**SUPPLIED DATA**
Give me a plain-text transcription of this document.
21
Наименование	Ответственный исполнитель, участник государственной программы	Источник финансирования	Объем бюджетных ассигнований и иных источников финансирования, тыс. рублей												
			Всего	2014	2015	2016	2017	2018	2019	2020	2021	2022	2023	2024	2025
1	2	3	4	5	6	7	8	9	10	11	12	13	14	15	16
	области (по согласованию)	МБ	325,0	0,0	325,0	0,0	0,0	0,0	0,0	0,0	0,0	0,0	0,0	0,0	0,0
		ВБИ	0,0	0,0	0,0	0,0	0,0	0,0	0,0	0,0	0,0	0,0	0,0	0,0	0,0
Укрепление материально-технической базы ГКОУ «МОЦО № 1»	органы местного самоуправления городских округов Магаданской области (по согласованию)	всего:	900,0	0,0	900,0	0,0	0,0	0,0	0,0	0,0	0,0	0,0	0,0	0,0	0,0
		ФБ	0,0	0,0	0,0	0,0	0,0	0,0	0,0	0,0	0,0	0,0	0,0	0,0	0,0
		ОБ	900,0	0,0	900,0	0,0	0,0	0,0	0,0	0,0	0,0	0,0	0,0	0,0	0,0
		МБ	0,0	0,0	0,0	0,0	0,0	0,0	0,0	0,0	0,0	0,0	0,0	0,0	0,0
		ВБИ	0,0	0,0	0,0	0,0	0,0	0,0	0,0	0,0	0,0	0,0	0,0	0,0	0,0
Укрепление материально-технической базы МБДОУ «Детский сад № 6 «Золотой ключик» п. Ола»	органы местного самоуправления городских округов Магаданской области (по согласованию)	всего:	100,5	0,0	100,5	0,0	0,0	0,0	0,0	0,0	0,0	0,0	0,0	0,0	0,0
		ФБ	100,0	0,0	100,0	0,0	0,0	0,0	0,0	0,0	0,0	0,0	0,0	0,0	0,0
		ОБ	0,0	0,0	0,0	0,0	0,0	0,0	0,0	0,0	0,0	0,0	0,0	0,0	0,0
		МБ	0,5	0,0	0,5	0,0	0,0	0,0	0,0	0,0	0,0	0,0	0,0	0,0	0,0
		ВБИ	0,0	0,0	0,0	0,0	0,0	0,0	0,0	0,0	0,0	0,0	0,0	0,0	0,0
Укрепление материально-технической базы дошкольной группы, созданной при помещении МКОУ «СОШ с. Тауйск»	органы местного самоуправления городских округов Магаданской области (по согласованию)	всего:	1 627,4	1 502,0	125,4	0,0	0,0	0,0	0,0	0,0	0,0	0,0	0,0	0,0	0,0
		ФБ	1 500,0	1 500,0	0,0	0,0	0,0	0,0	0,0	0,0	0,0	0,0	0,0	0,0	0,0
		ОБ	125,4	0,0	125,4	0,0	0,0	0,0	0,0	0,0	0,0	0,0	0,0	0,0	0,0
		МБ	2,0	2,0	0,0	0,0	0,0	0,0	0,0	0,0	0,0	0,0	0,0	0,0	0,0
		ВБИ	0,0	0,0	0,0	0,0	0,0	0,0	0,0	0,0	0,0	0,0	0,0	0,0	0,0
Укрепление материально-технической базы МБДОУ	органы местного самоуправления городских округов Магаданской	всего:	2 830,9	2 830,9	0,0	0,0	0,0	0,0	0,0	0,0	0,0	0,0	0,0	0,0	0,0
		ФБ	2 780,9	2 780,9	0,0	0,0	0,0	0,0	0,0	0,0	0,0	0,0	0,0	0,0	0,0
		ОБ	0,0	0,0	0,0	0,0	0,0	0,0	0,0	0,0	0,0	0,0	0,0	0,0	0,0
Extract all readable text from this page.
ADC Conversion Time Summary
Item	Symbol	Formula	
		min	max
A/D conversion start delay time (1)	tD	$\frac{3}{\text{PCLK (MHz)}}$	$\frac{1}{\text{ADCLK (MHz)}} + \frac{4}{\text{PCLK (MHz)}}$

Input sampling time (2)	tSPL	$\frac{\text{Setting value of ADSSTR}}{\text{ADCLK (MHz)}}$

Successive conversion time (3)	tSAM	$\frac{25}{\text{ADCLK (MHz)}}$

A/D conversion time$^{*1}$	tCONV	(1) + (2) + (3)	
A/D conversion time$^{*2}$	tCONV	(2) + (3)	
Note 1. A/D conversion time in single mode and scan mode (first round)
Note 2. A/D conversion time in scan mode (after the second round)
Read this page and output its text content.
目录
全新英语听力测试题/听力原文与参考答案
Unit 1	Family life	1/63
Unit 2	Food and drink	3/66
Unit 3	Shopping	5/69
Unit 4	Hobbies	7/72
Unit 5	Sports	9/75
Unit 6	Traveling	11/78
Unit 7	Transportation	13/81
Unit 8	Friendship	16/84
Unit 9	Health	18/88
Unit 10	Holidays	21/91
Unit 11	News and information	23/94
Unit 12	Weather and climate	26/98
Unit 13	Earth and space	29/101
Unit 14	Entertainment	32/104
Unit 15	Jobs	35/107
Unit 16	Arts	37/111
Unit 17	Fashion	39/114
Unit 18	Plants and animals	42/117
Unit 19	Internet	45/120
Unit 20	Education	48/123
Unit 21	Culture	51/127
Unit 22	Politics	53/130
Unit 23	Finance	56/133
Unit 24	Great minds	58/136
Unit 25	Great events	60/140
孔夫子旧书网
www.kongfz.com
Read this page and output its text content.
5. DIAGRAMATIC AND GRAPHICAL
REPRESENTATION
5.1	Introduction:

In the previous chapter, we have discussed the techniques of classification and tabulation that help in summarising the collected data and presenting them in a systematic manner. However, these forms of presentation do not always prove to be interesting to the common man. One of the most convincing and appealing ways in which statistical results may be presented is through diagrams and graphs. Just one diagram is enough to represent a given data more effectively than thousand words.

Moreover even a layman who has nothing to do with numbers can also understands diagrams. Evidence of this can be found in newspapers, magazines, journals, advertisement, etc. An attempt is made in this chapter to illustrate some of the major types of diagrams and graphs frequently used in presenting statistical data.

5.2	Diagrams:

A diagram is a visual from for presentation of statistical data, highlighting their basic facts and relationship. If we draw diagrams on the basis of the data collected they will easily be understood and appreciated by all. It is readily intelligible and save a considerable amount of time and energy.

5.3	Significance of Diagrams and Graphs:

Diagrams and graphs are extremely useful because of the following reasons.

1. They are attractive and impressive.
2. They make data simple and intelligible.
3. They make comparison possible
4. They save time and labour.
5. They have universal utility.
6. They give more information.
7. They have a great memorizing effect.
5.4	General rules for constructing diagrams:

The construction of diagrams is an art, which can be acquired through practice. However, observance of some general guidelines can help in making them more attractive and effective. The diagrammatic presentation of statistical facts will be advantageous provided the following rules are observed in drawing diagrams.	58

**TASK OBJECTIVE**
Restate the records, all of them, precisely as written.

**FULL ANSWER**
Give me a plain-text transcription of this document.
21
Наименование	Ответственный исполнитель, участник государственной программы	Источник финансирования	Объем бюджетных ассигнований и иных источников финансирования, тыс. рублей												
			Всего	2014	2015	2016	2017	2018	2019	2020	2021	2022	2023	2024	2025
1	2	3	4	5	6	7	8	9	10	11	12	13	14	15	16
	области (по согласованию)	МБ	325,0	0,0	325,0	0,0	0,0	0,0	0,0	0,0	0,0	0,0	0,0	0,0	0,0
		ВБИ	0,0	0,0	0,0	0,0	0,0	0,0	0,0	0,0	0,0	0,0	0,0	0,0	0,0
Укрепление материально-технической базы ГКОУ «МОЦО № 1»	органы местного самоуправления городских округов Магаданской области (по согласованию)	всего:	900,0	0,0	900,0	0,0	0,0	0,0	0,0	0,0	0,0	0,0	0,0	0,0	0,0
		ФБ	0,0	0,0	0,0	0,0	0,0	0,0	0,0	0,0	0,0	0,0	0,0	0,0	0,0
		ОБ	900,0	0,0	900,0	0,0	0,0	0,0	0,0	0,0	0,0	0,0	0,0	0,0	0,0
		МБ	0,0	0,0	0,0	0,0	0,0	0,0	0,0	0,0	0,0	0,0	0,0	0,0	0,0
		ВБИ	0,0	0,0	0,0	0,0	0,0	0,0	0,0	0,0	0,0	0,0	0,0	0,0	0,0
Укрепление материально-технической базы МБДОУ «Детский сад № 6 «Золотой ключик» п. Ола»	органы местного самоуправления городских округов Магаданской области (по согласованию)	всего:	100,5	0,0	100,5	0,0	0,0	0,0	0,0	0,0	0,0	0,0	0,0	0,0	0,0
		ФБ	100,0	0,0	100,0	0,0	0,0	0,0	0,0	0,0	0,0	0,0	0,0	0,0	0,0
		ОБ	0,0	0,0	0,0	0,0	0,0	0,0	0,0	0,0	0,0	0,0	0,0	0,0	0,0
		МБ	0,5	0,0	0,5	0,0	0,0	0,0	0,0	0,0	0,0	0,0	0,0	0,0	0,0
		ВБИ	0,0	0,0	0,0	0,0	0,0	0,0	0,0	0,0	0,0	0,0	0,0	0,0	0,0
Укрепление материально-технической базы дошкольной группы, созданной при помещении МКОУ «СОШ с. Тауйск»	органы местного самоуправления городских округов Магаданской области (по согласованию)	всего:	1 627,4	1 502,0	125,4	0,0	0,0	0,0	0,0	0,0	0,0	0,0	0,0	0,0	0,0
		ФБ	1 500,0	1 500,0	0,0	0,0	0,0	0,0	0,0	0,0	0,0	0,0	0,0	0,0	0,0
		ОБ	125,4	0,0	125,4	0,0	0,0	0,0	0,0	0,0	0,0	0,0	0,0	0,0	0,0
		МБ	2,0	2,0	0,0	0,0	0,0	0,0	0,0	0,0	0,0	0,0	0,0	0,0	0,0
		ВБИ	0,0	0,0	0,0	0,0	0,0	0,0	0,0	0,0	0,0	0,0	0,0	0,0	0,0
Укрепление материально-технической базы МБДОУ	органы местного самоуправления городских округов Магаданской	всего:	2 830,9	2 830,9	0,0	0,0	0,0	0,0	0,0	0,0	0,0	0,0	0,0	0,0	0,0
		ФБ	2 780,9	2 780,9	0,0	0,0	0,0	0,0	0,0	0,0	0,0	0,0	0,0	0,0	0,0
		ОБ	0,0	0,0	0,0	0,0	0,0	0,0	0,0	0,0	0,0	0,0	0,0	0,0	0,0
Extract all readable text from this page.
ADC Conversion Time Summary
Item	Symbol	Formula	
		min	max
A/D conversion start delay time (1)	tD	$\frac{3}{\text{PCLK (MHz)}}$	$\frac{1}{\text{ADCLK (MHz)}} + \frac{4}{\text{PCLK (MHz)}}$

Input sampling time (2)	tSPL	$\frac{\text{Setting value of ADSSTR}}{\text{ADCLK (MHz)}}$

Successive conversion time (3)	tSAM	$\frac{25}{\text{ADCLK (MHz)}}$

A/D conversion time$^{*1}$	tCONV	(1) + (2) + (3)	
A/D conversion time$^{*2}$	tCONV	(2) + (3)	
Note 1. A/D conversion time in single mode and scan mode (first round)
Note 2. A/D conversion time in scan mode (after the second round)
Read this page and output its text content.
目录
全新英语听力测试题/听力原文与参考答案
Unit 1	Family life	1/63
Unit 2	Food and drink	3/66
Unit 3	Shopping	5/69
Unit 4	Hobbies	7/72
Unit 5	Sports	9/75
Unit 6	Traveling	11/78
Unit 7	Transportation	13/81
Unit 8	Friendship	16/84
Unit 9	Health	18/88
Unit 10	Holidays	21/91
Unit 11	News and information	23/94
Unit 12	Weather and climate	26/98
Unit 13	Earth and space	29/101
Unit 14	Entertainment	32/104
Unit 15	Jobs	35/107
Unit 16	Arts	37/111
Unit 17	Fashion	39/114
Unit 18	Plants and animals	42/117
Unit 19	Internet	45/120
Unit 20	Education	48/123
Unit 21	Culture	51/127
Unit 22	Politics	53/130
Unit 23	Finance	56/133
Unit 24	Great minds	58/136
Unit 25	Great events	60/140
孔夫子旧书网
www.kongfz.com
Read this page and output its text content.
5. DIAGRAMATIC AND GRAPHICAL
REPRESENTATION
5.1	Introduction:

In the previous chapter, we have discussed the techniques of classification and tabulation that help in summarising the collected data and presenting them in a systematic manner. However, these forms of presentation do not always prove to be interesting to the common man. One of the most convincing and appealing ways in which statistical results may be presented is through diagrams and graphs. Just one diagram is enough to represent a given data more effectively than thousand words.

Moreover even a layman who has nothing to do with numbers can also understands diagrams. Evidence of this can be found in newspapers, magazines, journals, advertisement, etc. An attempt is made in this chapter to illustrate some of the major types of diagrams and graphs frequently used in presenting statistical data.

5.2	Diagrams:

A diagram is a visual from for presentation of statistical data, highlighting their basic facts and relationship. If we draw diagrams on the basis of the data collected they will easily be understood and appreciated by all. It is readily intelligible and save a considerable amount of time and energy.

5.3	Significance of Diagrams and Graphs:

Diagrams and graphs are extremely useful because of the following reasons.

1. They are attractive and impressive.
2. They make data simple and intelligible.
3. They make comparison possible
4. They save time and labour.
5. They have universal utility.
6. They give more information.
7. They have a great memorizing effect.
5.4	General rules for constructing diagrams:

The construction of diagrams is an art, which can be acquired through practice. However, observance of some general guidelines can help in making them more attractive and effective. The diagrammatic presentation of statistical facts will be advantageous provided the following rules are observed in drawing diagrams.	58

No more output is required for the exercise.